July 7, 2016

From one terror to another: A view from France on the aftermath of the ISIS attacks in Paris

Movement of Young Communists of France poster:
"The problem is not the refugees, it's the war in Iraq, Syria, etc..."

Louis Souchière

2015 will, without any doubt, be a year French children will be learning about in history classes for decades to come. From the assault on Charlie Hebdo in January, to the aftermath of the attack that took 129 lives in Paris in November, the international media and social networks have been flooded with controversies and messages of support focused on the French people. The so called “war on terror” was once again revitalized as one of the biggest concerns in the West with more and more countries dedicating resources to the bombing of Iraq and Syria. The French government, which quickly passed a bill to conduct more air strikes in Syria, was itself making loud declarations about how France would now be “in a state of war” as “retaliation strikes” on Raqqa were launched no more than two weeks after the attack.

The reinforcement of imperialist policies, with the French military being once again a part of the tip of the spear in efforts that have already destabilised many countries, from Libya to Syria, is not the only effect the attacks of 2015 had on the country. What is less known to the international community is the effect the aftermath of these attacks had for French people themselves, especially racialized minorities and Muslim communities, the latter accounting for around 8% of the country’s population.

The proclamation of the state of emergency on the 14th of November (a few hours after the attacks) and the vote by the parliament to strengthen and prolong it for 3 months on the 19th of November, was just the beginning. The legislation was followed by more than 3000 administrative, unwarranted searches, more than 300 compulsory residence orders (restricting the freedom of movement of an individual) and a massive increase in the presence of the French national police and military in the street of Paris, most large cities and many suburbs where racialized, working class minorities live. ID checks, bag searches, arbitrary detentions and extended time in police custody without charges being laid, have become part of everyday life in many places across the country. More and more figures and independent media from the radical left are starting to refer to the current trend as a shift from a “State of Rights” to a police state.

At the same time, as was the case following the attack on Charlie Hebdo, there has been a huge rise in Islamophobic acts all around the country. With the gang beating of a young Muslim in the center of Lyon, several acts of aggression toward Muslim women, the vandalizing of Mosques and Halal shops and, recently, an “anti-Arab” riot in Ajaccio, the slogan of “no confusion” (between Muslims, racialized people and ‘terrorists’) seems inadequate to counter the reality of the suffering of Muslim communities and, more generally Arab and Black people in France. Far from trying to address the issue, the French government is today stoking the Islamophobic debate through pushing for a constitutional reform that is seeking to curtail citizenship rights by allowing for the State to strip those with dual citizenship convicted of terrorist offenses of their French citizenship. Canadian readers will remember the Harper Conservatives passed similar legislation, Bill C-24, in an attempt to promote Islamophobic sentiment, which the new Liberal government has promised to repeal.

DATASET SECTION –
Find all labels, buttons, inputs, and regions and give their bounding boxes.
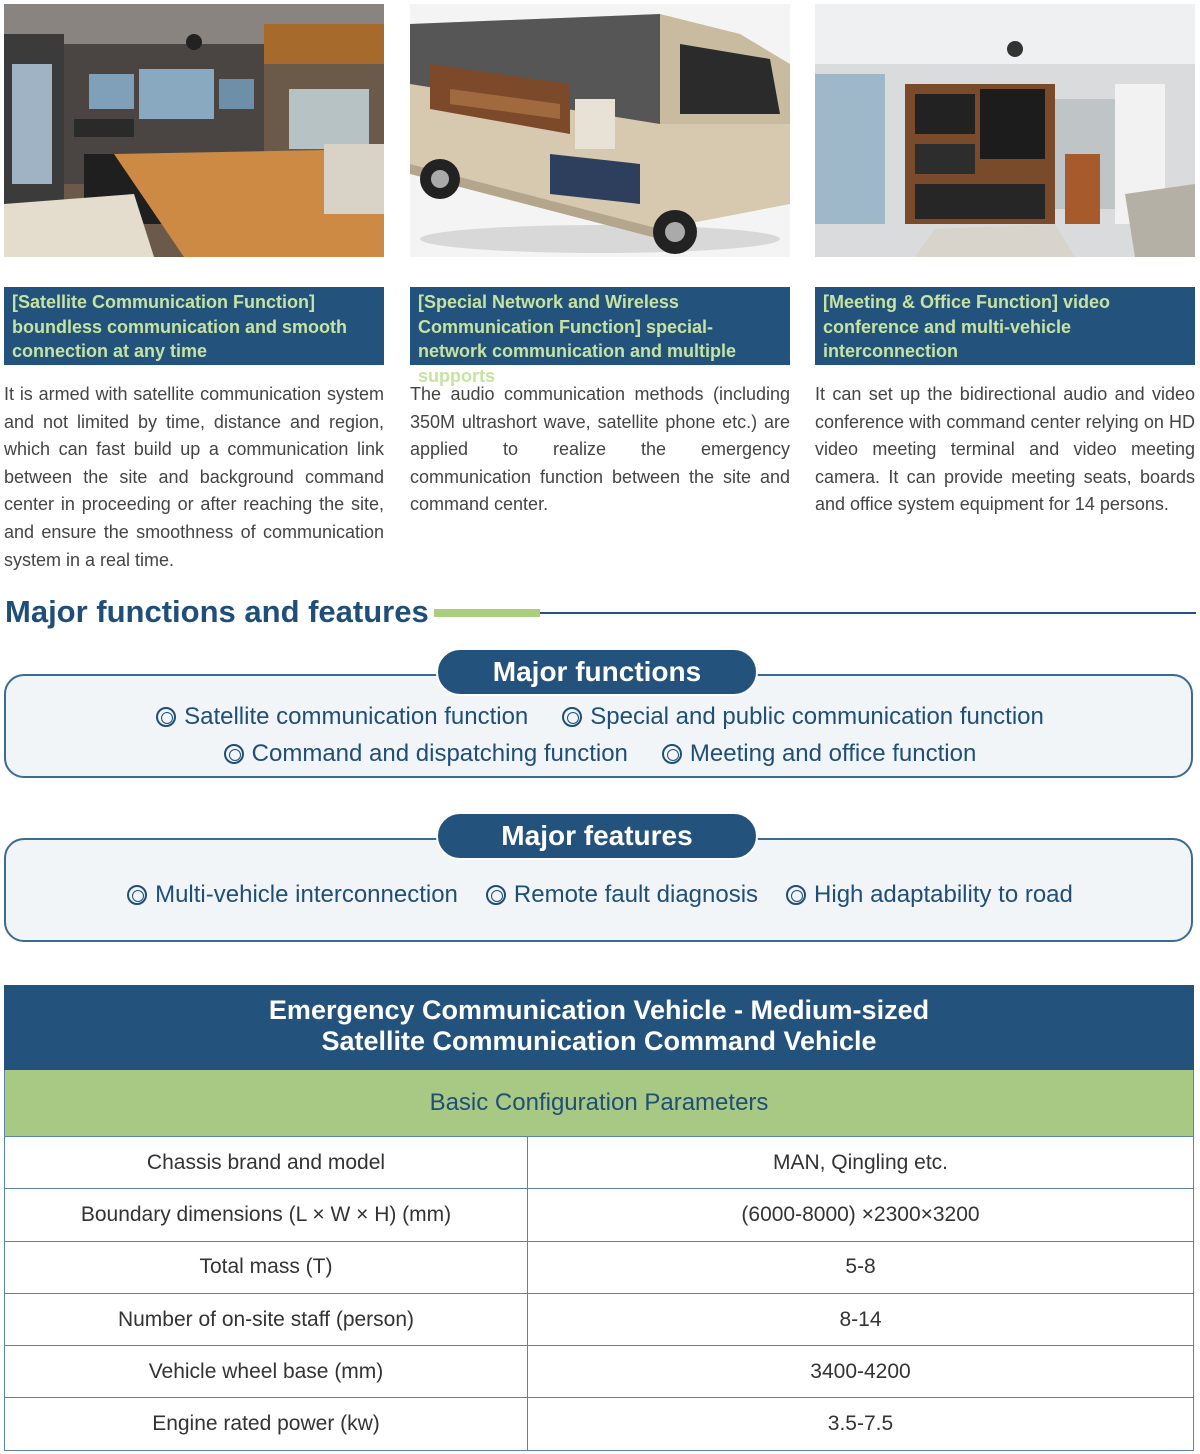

DIRECTION – Quote word for word the stretch from "Louis Souchière" through "after the attack." in the article on the aftermath of the Paris attacks.

COMPLETE RESPONSE –
Louis Souchière

2015 will, without any doubt, be a year French children will be learning about in history classes for decades to come. From the assault on Charlie Hebdo in January, to the aftermath of the attack that took 129 lives in Paris in November, the international media and social networks have been flooded with controversies and messages of support focused on the French people. The so called “war on terror” was once again revitalized as one of the biggest concerns in the West with more and more countries dedicating resources to the bombing of Iraq and Syria. The French government, which quickly passed a bill to conduct more air strikes in Syria, was itself making loud declarations about how France would now be “in a state of war” as “retaliation strikes” on Raqqa were launched no more than two weeks after the attack.